→ What you are asked to do
Whenever a line below holds the word "size", copy that line.
*** Extracted data ***
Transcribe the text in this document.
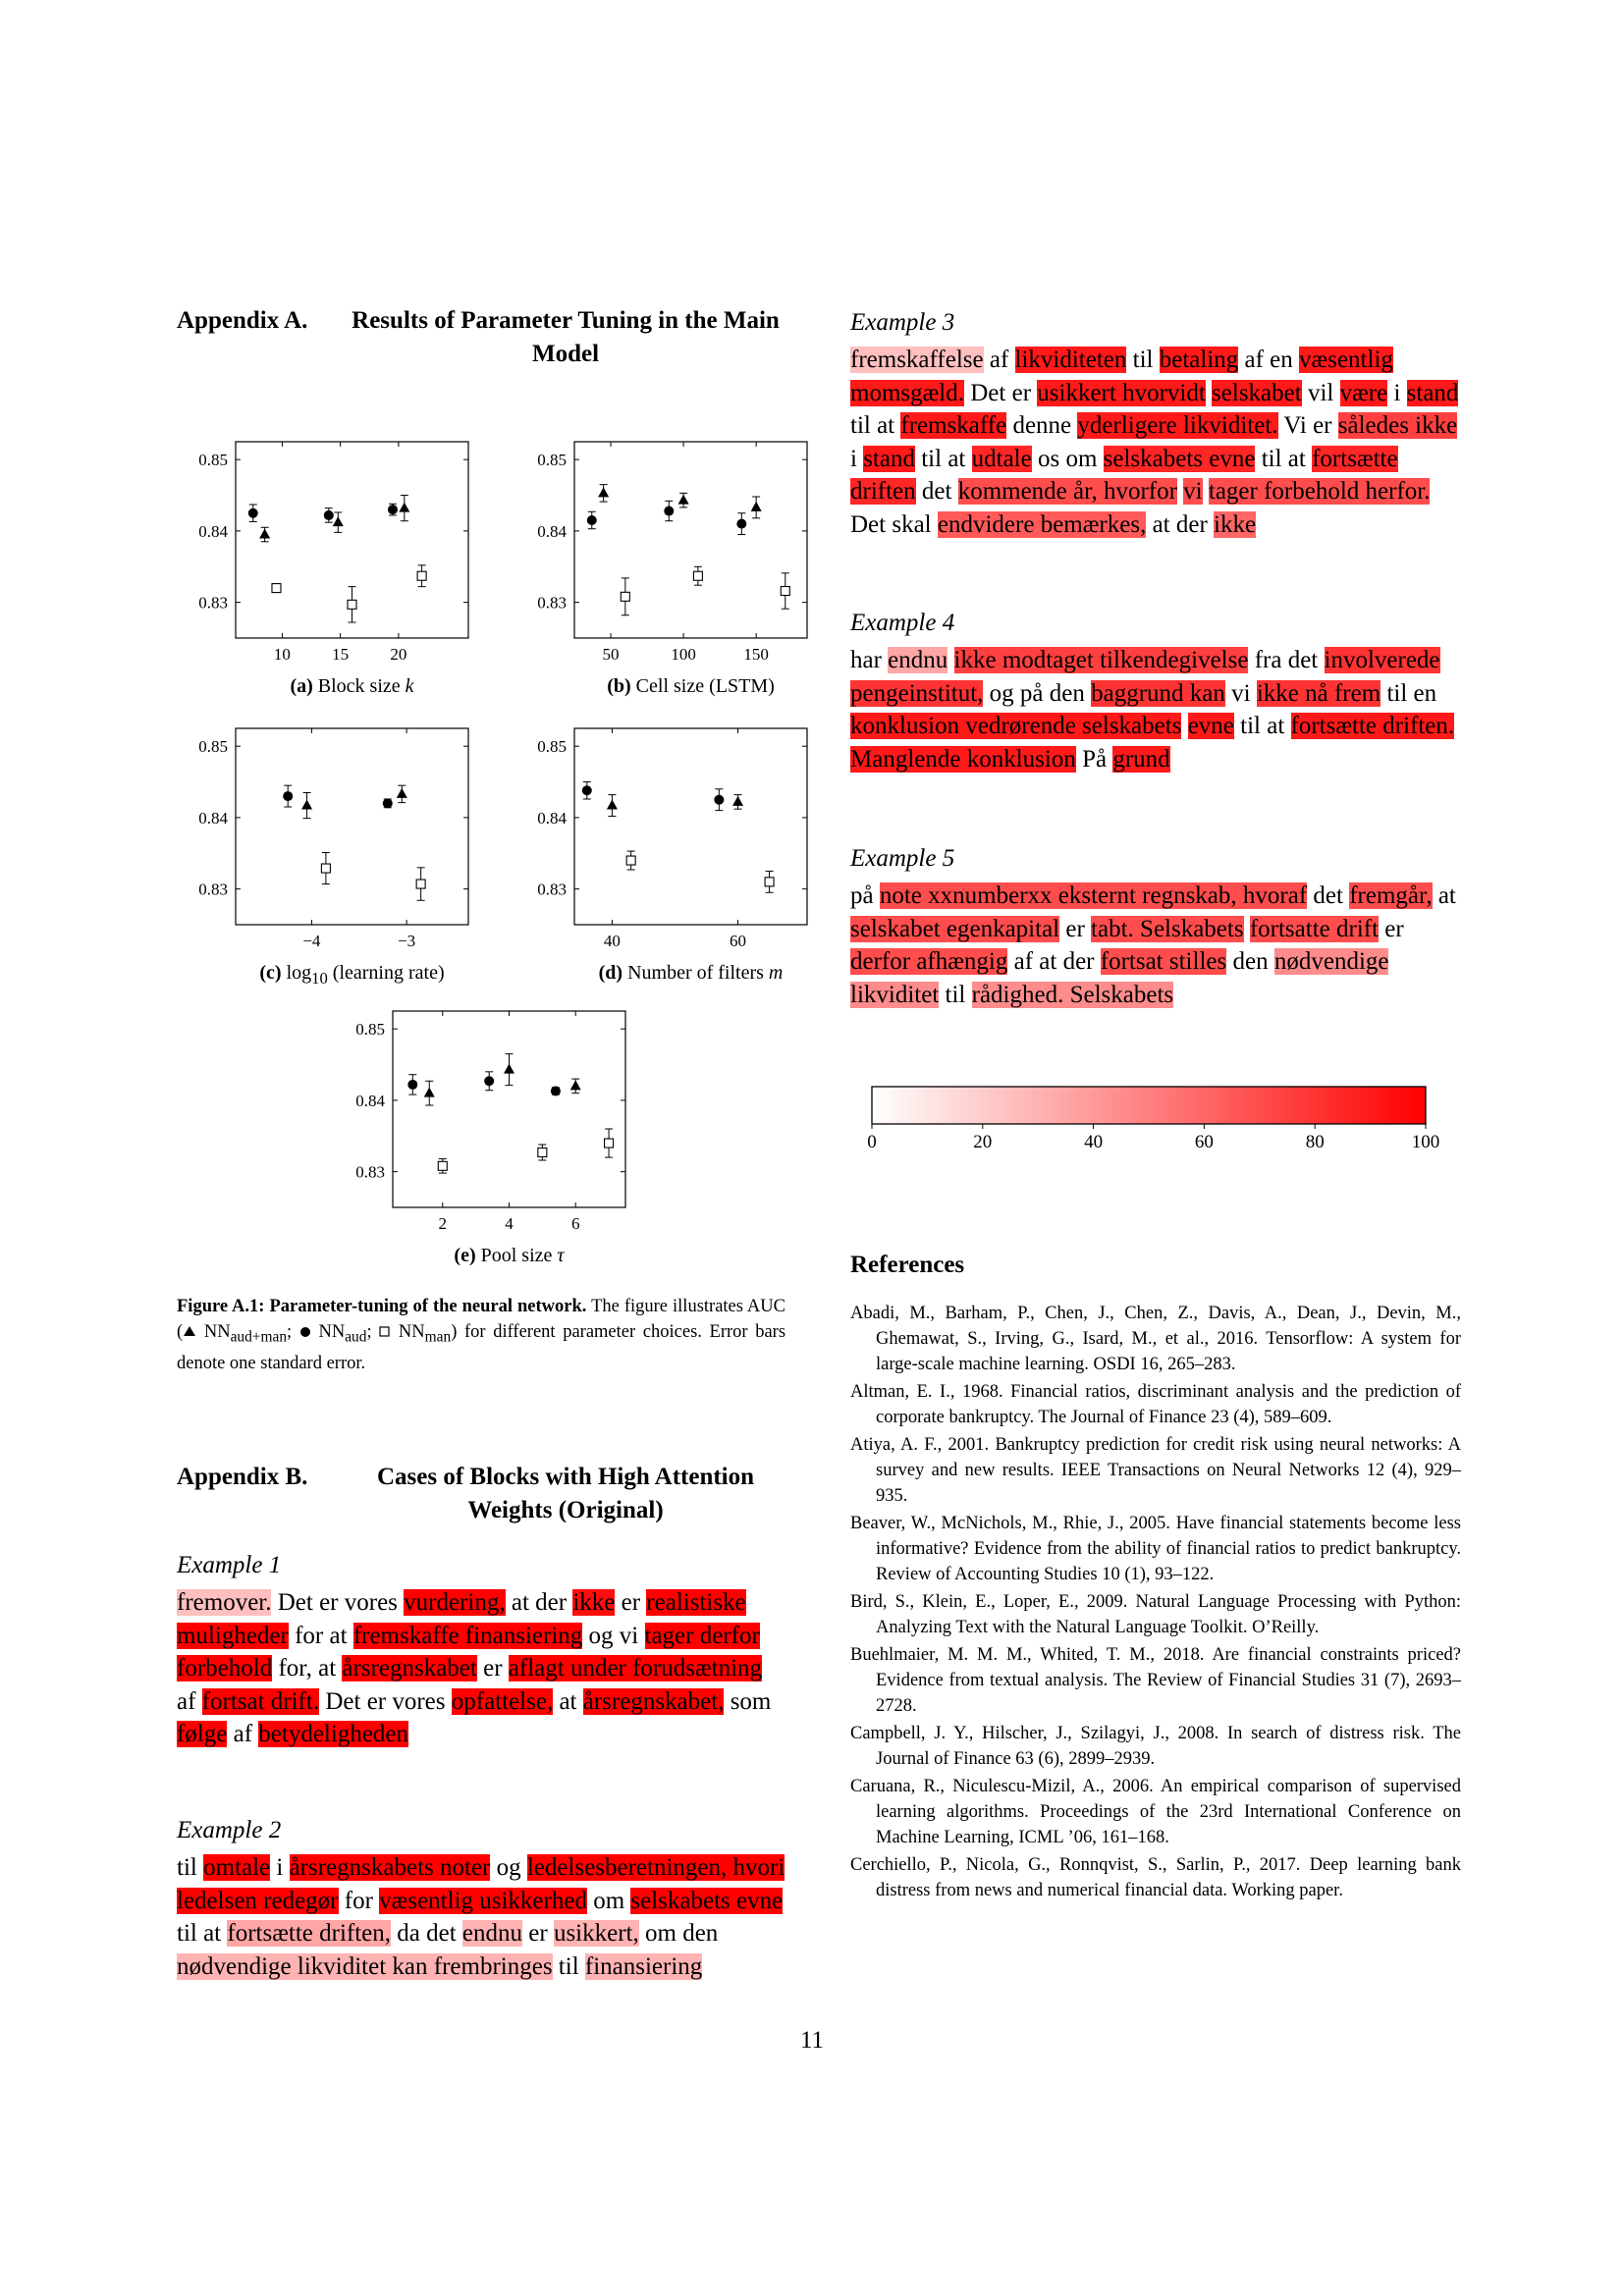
Appendix A. Results of Parameter Tuning in the Main Model
0.85
0.84
0.83
10 15 20
(a) Block size k
0.85
0.84
0.83
50	100	150
(b) Cell size (LSTM)
0.85
0.84
0.83
−4	−3
(c) $\log_{10}$ (learning rate)
0.85
0.84
0.83
40	60
(d) Number of filters m
0.85
0.84
0.83
2	4	6
(e) Pool size τ
Figure A.1: Parameter-tuning of the neural network. The figure illustrates AUC ( $NN_{aud+man}$;  $NN_{aud}$;  $NN_{man}$) for different parameter choices. Error bars denote one standard error.
Appendix B.	Cases of Blocks with High Attention Weights (Original)
Example 1
fremover. Det er vores vurdering, at der ikke er realistiske muligheder for at fremskaffe finansiering og vi tager derfor forbehold for, at årsregnskabet er aflagt under forudsætning af fortsat drift. Det er vores opfattelse, at årsregnskabet, som følge af betydeligheden
Example 2
til omtale i årsregnskabets noter og ledelsesberetningen, hvori ledelsen redegør for væsentlig usikkerhed om selskabets evne til at fortsætte driften, da det endnu er usikkert, om den nødvendige likviditet kan frembringes til finansiering
Example 3
fremskaffelse af likviditeten til betaling af en væsentlig momsgæld. Det er usikkert hvorvidt selskabet vil være i stand til at fremskaffe denne yderligere likviditet. Vi er således ikke i stand til at udtale os om selskabets evne til at fortsætte driften det kommende år, hvorfor vi tager forbehold herfor. Det skal endvidere bemærkes, at der ikke
Example 4
har endnu ikke modtaget tilkendegivelse fra det involverede pengeinstitut, og på den baggrund kan vi ikke nå frem til en konklusion vedrørende selskabets evne til at fortsætte driften. Manglende konklusion På grund
Example 5
på note xxnumberxx eksternt regnskab, hvoraf det fremgår, at selskabet egenkapital er tabt. Selskabets fortsatte drift er derfor afhængig af at der fortsat stilles den nødvendige likviditet til rådighed. Selskabets
0	20	40	60	80	100
References
Abadi, M., Barham, P., Chen, J., Chen, Z., Davis, A., Dean, J., Devin, M., Ghemawat, S., Irving, G., Isard, M., et al., 2016. Tensorflow: A system for large-scale machine learning. OSDI 16, 265–283.
Altman, E. I., 1968. Financial ratios, discriminant analysis and the prediction of corporate bankruptcy. The Journal of Finance 23 (4), 589–609.
Atiya, A. F., 2001. Bankruptcy prediction for credit risk using neural networks: A survey and new results. IEEE Transactions on Neural Networks 12 (4), 929–935.
Beaver, W., McNichols, M., Rhie, J., 2005. Have financial statements become less informative? Evidence from the ability of financial ratios to predict bankruptcy. Review of Accounting Studies 10 (1), 93–122.
Bird, S., Klein, E., Loper, E., 2009. Natural Language Processing with Python: Analyzing Text with the Natural Language Toolkit. O’Reilly.
Buehlmaier, M. M. M., Whited, T. M., 2018. Are financial constraints priced? Evidence from textual analysis. The Review of Financial Studies 31 (7), 2693–2728.
Campbell, J. Y., Hilscher, J., Szilagyi, J., 2008. In search of distress risk. The Journal of Finance 63 (6), 2899–2939.
Caruana, R., Niculescu-Mizil, A., 2006. An empirical comparison of supervised learning algorithms. Proceedings of the 23rd International Conference on Machine Learning, ICML ’06, 161–168.
Cerchiello, P., Nicola, G., Ronnqvist, S., Sarlin, P., 2017. Deep learning bank distress from news and numerical financial data. Working paper.
11
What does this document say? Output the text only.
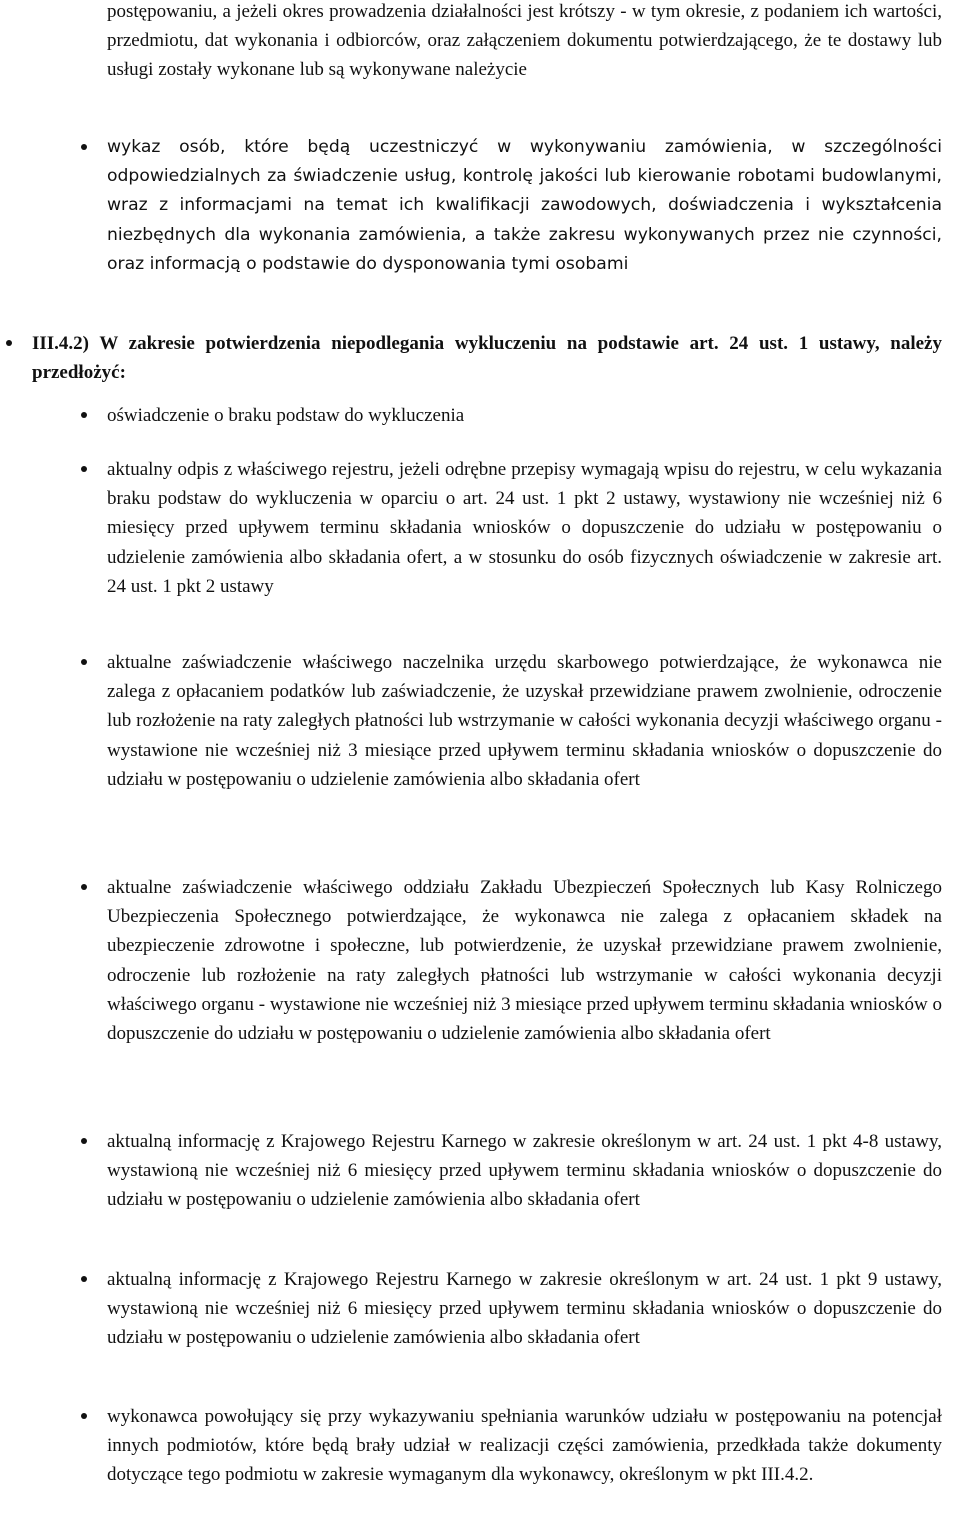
postępowaniu, a jeżeli okres prowadzenia działalności jest krótszy - w tym okresie, z podaniem ich wartości, przedmiotu, dat wykonania i odbiorców, oraz załączeniem dokumentu potwierdzającego, że te dostawy lub usługi zostały wykonane lub są wykonywane należycie

wykaz osób, które będą uczestniczyć w wykonywaniu zamówienia, w szczególności odpowiedzialnych za świadczenie usług, kontrolę jakości lub kierowanie robotami budowlanymi, wraz z informacjami na temat ich kwalifikacji zawodowych, doświadczenia i wykształcenia niezbędnych dla wykonania zamówienia, a także zakresu wykonywanych przez nie czynności, oraz informacją o podstawie do dysponowania tymi osobami

III.4.2) W zakresie potwierdzenia niepodlegania wykluczeniu na podstawie art. 24 ust. 1 ustawy, należy przedłożyć:

oświadczenie o braku podstaw do wykluczenia

aktualny odpis z właściwego rejestru, jeżeli odrębne przepisy wymagają wpisu do rejestru, w celu wykazania braku podstaw do wykluczenia w oparciu o art. 24 ust. 1 pkt 2 ustawy, wystawiony nie wcześniej niż 6 miesięcy przed upływem terminu składania wniosków o dopuszczenie do udziału w postępowaniu o udzielenie zamówienia albo składania ofert, a w stosunku do osób fizycznych oświadczenie w zakresie art. 24 ust. 1 pkt 2 ustawy

aktualne zaświadczenie właściwego naczelnika urzędu skarbowego potwierdzające, że wykonawca nie zalega z opłacaniem podatków lub zaświadczenie, że uzyskał przewidziane prawem zwolnienie, odroczenie lub rozłożenie na raty zaległych płatności lub wstrzymanie w całości wykonania decyzji właściwego organu - wystawione nie wcześniej niż 3 miesiące przed upływem terminu składania wniosków o dopuszczenie do udziału w postępowaniu o udzielenie zamówienia albo składania ofert

aktualne zaświadczenie właściwego oddziału Zakładu Ubezpieczeń Społecznych lub Kasy Rolniczego Ubezpieczenia Społecznego potwierdzające, że wykonawca nie zalega z opłacaniem składek na ubezpieczenie zdrowotne i społeczne, lub potwierdzenie, że uzyskał przewidziane prawem zwolnienie, odroczenie lub rozłożenie na raty zaległych płatności lub wstrzymanie w całości wykonania decyzji właściwego organu - wystawione nie wcześniej niż 3 miesiące przed upływem terminu składania wniosków o dopuszczenie do udziału w postępowaniu o udzielenie zamówienia albo składania ofert

aktualną informację z Krajowego Rejestru Karnego w zakresie określonym w art. 24 ust. 1 pkt 4-8 ustawy, wystawioną nie wcześniej niż 6 miesięcy przed upływem terminu składania wniosków o dopuszczenie do udziału w postępowaniu o udzielenie zamówienia albo składania ofert

aktualną informację z Krajowego Rejestru Karnego w zakresie określonym w art. 24 ust. 1 pkt 9 ustawy, wystawioną nie wcześniej niż 6 miesięcy przed upływem terminu składania wniosków o dopuszczenie do udziału w postępowaniu o udzielenie zamówienia albo składania ofert

wykonawca powołujący się przy wykazywaniu spełniania warunków udziału w postępowaniu na potencjał innych podmiotów, które będą brały udział w realizacji części zamówienia, przedkłada także dokumenty dotyczące tego podmiotu w zakresie wymaganym dla wykonawcy, określonym w pkt III.4.2.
***
→ Written solution
(a) Block size k
(b) Cell size (LSTM)
(e) Pool size τ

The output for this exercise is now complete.